▶ _Description of the task_
Give the data below again exactly as written, without its pictures.

▶ _Task data_
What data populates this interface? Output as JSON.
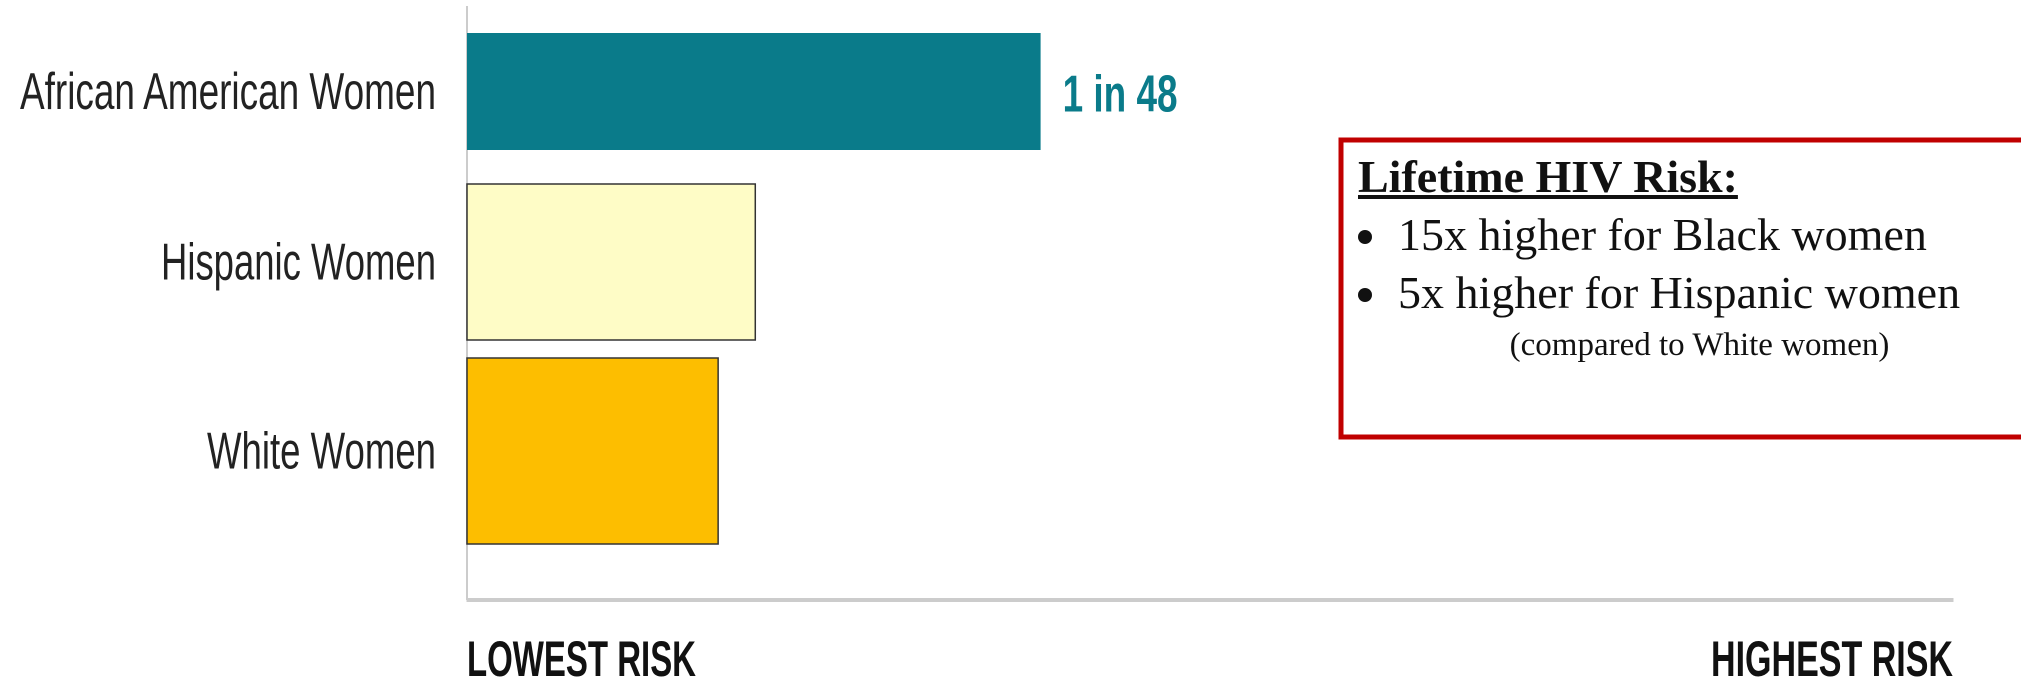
{
  "chart_data": {
    "type": "hbar",
    "categories": [
      "African American Women",
      "Hispanic Women",
      "White Women"
    ],
    "values": [
      38.6,
      19.4,
      16.9
    ],
    "colors": [
      "#0a7b8a",
      "#fefcc6",
      "#fdbe00"
    ],
    "annotation": "1 in 48",
    "xlim": [
      0,
      100
    ],
    "xticks": [
      {
        "value": 0,
        "label": "LOWEST RISK"
      },
      {
        "value": 100,
        "label": "HIGHEST RISK"
      }
    ],
    "text_box": {
      "title": "Lifetime HIV Risk:",
      "items": [
        "15x higher for Black women",
        "5x higher for Hispanic women"
      ],
      "note": "(compared to White women)"
    }
  }
}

▶ _Task response_
What data populates this interface? Output as JSON.
{
  "chart_data": {
    "type": "hbar",
    "categories": [
      "African American Women",
      "Hispanic Women",
      "White Women"
    ],
    "values": [
      38.6,
      19.4,
      16.9
    ],
    "colors": [
      "#0a7b8a",
      "#fefcc6",
      "#fdbe00"
    ],
    "annotation": "1 in 48",
    "xlim": [
      0,
      100
    ],
    "xticks": [
      {
        "value": 0,
        "label": "LOWEST RISK"
      },
      {
        "value": 100,
        "label": "HIGHEST RISK"
      }
    ],
    "text_box": {
      "title": "Lifetime HIV Risk:",
      "items": [
        "15x higher for Black women",
        "5x higher for Hispanic women"
      ],
      "note": "(compared to White women)"
    }
  }
}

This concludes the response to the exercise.